**Work instructions**: Would you output the whole listing below, exactly as it reads?

**Provided data**:
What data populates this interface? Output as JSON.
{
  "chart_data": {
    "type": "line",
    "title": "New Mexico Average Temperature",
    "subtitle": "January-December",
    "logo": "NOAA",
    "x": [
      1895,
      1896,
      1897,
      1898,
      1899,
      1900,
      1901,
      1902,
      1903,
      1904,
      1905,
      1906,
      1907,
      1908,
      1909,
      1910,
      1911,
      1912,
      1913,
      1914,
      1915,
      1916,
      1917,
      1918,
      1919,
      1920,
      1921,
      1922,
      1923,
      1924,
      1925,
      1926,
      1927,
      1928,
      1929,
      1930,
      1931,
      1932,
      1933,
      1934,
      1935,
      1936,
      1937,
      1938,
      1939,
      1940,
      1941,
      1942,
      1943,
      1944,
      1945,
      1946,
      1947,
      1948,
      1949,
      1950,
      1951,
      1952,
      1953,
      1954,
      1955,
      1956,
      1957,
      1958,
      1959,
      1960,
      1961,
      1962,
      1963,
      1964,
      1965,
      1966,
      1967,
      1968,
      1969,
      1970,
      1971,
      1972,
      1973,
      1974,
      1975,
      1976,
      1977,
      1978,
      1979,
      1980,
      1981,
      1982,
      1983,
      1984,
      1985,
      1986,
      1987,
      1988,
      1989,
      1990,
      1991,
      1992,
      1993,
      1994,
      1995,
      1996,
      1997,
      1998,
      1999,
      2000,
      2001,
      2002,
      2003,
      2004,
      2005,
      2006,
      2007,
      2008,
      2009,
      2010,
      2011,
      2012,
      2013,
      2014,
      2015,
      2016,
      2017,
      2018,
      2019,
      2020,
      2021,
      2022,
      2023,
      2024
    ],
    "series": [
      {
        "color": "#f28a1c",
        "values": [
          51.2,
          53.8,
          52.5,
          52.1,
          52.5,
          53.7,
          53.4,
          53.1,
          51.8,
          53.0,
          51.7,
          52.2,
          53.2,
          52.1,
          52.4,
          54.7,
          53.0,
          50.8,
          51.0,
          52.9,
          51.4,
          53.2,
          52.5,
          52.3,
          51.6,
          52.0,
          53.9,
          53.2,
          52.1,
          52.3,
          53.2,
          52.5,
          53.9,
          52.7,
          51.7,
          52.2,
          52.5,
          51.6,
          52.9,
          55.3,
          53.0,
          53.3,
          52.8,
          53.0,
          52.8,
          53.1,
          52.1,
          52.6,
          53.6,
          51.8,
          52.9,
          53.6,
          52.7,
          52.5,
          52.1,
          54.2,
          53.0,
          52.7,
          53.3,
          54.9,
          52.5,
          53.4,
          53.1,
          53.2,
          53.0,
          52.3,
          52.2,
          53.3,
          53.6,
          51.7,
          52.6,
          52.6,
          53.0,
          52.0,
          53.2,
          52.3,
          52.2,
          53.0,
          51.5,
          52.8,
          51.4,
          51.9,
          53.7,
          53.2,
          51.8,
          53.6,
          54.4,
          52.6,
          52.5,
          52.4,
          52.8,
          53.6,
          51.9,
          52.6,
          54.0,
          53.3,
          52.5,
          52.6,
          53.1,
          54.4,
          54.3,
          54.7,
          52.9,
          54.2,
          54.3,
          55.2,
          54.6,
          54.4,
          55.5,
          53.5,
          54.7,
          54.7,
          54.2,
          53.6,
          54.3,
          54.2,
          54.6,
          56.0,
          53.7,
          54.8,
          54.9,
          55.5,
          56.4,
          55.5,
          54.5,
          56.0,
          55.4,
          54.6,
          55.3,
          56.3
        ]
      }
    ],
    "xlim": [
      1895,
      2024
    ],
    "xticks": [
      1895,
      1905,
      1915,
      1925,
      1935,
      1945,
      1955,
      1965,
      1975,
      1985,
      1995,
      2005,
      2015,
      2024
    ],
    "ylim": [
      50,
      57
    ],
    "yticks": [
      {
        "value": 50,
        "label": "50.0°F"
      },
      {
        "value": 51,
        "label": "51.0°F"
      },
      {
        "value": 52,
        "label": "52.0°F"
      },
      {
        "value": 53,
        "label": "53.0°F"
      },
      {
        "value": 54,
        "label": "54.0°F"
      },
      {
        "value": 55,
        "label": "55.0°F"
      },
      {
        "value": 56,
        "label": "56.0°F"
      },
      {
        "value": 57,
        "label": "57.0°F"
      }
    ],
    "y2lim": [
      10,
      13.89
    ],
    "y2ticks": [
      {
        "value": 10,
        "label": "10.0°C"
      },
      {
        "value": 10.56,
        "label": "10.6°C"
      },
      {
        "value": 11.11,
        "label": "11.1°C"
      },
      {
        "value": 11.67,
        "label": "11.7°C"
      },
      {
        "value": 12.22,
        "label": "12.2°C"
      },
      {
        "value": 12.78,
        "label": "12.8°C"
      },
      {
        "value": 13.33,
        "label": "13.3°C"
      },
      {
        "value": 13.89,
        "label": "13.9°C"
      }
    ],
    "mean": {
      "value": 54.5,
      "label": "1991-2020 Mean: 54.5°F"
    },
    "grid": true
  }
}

**Right answer**:
What data populates this interface? Output as JSON.
{
  "chart_data": {
    "type": "line",
    "title": "New Mexico Average Temperature",
    "subtitle": "January-December",
    "logo": "NOAA",
    "x": [
      1895,
      1896,
      1897,
      1898,
      1899,
      1900,
      1901,
      1902,
      1903,
      1904,
      1905,
      1906,
      1907,
      1908,
      1909,
      1910,
      1911,
      1912,
      1913,
      1914,
      1915,
      1916,
      1917,
      1918,
      1919,
      1920,
      1921,
      1922,
      1923,
      1924,
      1925,
      1926,
      1927,
      1928,
      1929,
      1930,
      1931,
      1932,
      1933,
      1934,
      1935,
      1936,
      1937,
      1938,
      1939,
      1940,
      1941,
      1942,
      1943,
      1944,
      1945,
      1946,
      1947,
      1948,
      1949,
      1950,
      1951,
      1952,
      1953,
      1954,
      1955,
      1956,
      1957,
      1958,
      1959,
      1960,
      1961,
      1962,
      1963,
      1964,
      1965,
      1966,
      1967,
      1968,
      1969,
      1970,
      1971,
      1972,
      1973,
      1974,
      1975,
      1976,
      1977,
      1978,
      1979,
      1980,
      1981,
      1982,
      1983,
      1984,
      1985,
      1986,
      1987,
      1988,
      1989,
      1990,
      1991,
      1992,
      1993,
      1994,
      1995,
      1996,
      1997,
      1998,
      1999,
      2000,
      2001,
      2002,
      2003,
      2004,
      2005,
      2006,
      2007,
      2008,
      2009,
      2010,
      2011,
      2012,
      2013,
      2014,
      2015,
      2016,
      2017,
      2018,
      2019,
      2020,
      2021,
      2022,
      2023,
      2024
    ],
    "series": [
      {
        "color": "#f28a1c",
        "values": [
          51.2,
          53.8,
          52.5,
          52.1,
          52.5,
          53.7,
          53.4,
          53.1,
          51.8,
          53.0,
          51.7,
          52.2,
          53.2,
          52.1,
          52.4,
          54.7,
          53.0,
          50.8,
          51.0,
          52.9,
          51.4,
          53.2,
          52.5,
          52.3,
          51.6,
          52.0,
          53.9,
          53.2,
          52.1,
          52.3,
          53.2,
          52.5,
          53.9,
          52.7,
          51.7,
          52.2,
          52.5,
          51.6,
          52.9,
          55.3,
          53.0,
          53.3,
          52.8,
          53.0,
          52.8,
          53.1,
          52.1,
          52.6,
          53.6,
          51.8,
          52.9,
          53.6,
          52.7,
          52.5,
          52.1,
          54.2,
          53.0,
          52.7,
          53.3,
          54.9,
          52.5,
          53.4,
          53.1,
          53.2,
          53.0,
          52.3,
          52.2,
          53.3,
          53.6,
          51.7,
          52.6,
          52.6,
          53.0,
          52.0,
          53.2,
          52.3,
          52.2,
          53.0,
          51.5,
          52.8,
          51.4,
          51.9,
          53.7,
          53.2,
          51.8,
          53.6,
          54.4,
          52.6,
          52.5,
          52.4,
          52.8,
          53.6,
          51.9,
          52.6,
          54.0,
          53.3,
          52.5,
          52.6,
          53.1,
          54.4,
          54.3,
          54.7,
          52.9,
          54.2,
          54.3,
          55.2,
          54.6,
          54.4,
          55.5,
          53.5,
          54.7,
          54.7,
          54.2,
          53.6,
          54.3,
          54.2,
          54.6,
          56.0,
          53.7,
          54.8,
          54.9,
          55.5,
          56.4,
          55.5,
          54.5,
          56.0,
          55.4,
          54.6,
          55.3,
          56.3
        ]
      }
    ],
    "xlim": [
      1895,
      2024
    ],
    "xticks": [
      1895,
      1905,
      1915,
      1925,
      1935,
      1945,
      1955,
      1965,
      1975,
      1985,
      1995,
      2005,
      2015,
      2024
    ],
    "ylim": [
      50,
      57
    ],
    "yticks": [
      {
        "value": 50,
        "label": "50.0°F"
      },
      {
        "value": 51,
        "label": "51.0°F"
      },
      {
        "value": 52,
        "label": "52.0°F"
      },
      {
        "value": 53,
        "label": "53.0°F"
      },
      {
        "value": 54,
        "label": "54.0°F"
      },
      {
        "value": 55,
        "label": "55.0°F"
      },
      {
        "value": 56,
        "label": "56.0°F"
      },
      {
        "value": 57,
        "label": "57.0°F"
      }
    ],
    "y2lim": [
      10,
      13.89
    ],
    "y2ticks": [
      {
        "value": 10,
        "label": "10.0°C"
      },
      {
        "value": 10.56,
        "label": "10.6°C"
      },
      {
        "value": 11.11,
        "label": "11.1°C"
      },
      {
        "value": 11.67,
        "label": "11.7°C"
      },
      {
        "value": 12.22,
        "label": "12.2°C"
      },
      {
        "value": 12.78,
        "label": "12.8°C"
      },
      {
        "value": 13.33,
        "label": "13.3°C"
      },
      {
        "value": 13.89,
        "label": "13.9°C"
      }
    ],
    "mean": {
      "value": 54.5,
      "label": "1991-2020 Mean: 54.5°F"
    },
    "grid": true
  }
}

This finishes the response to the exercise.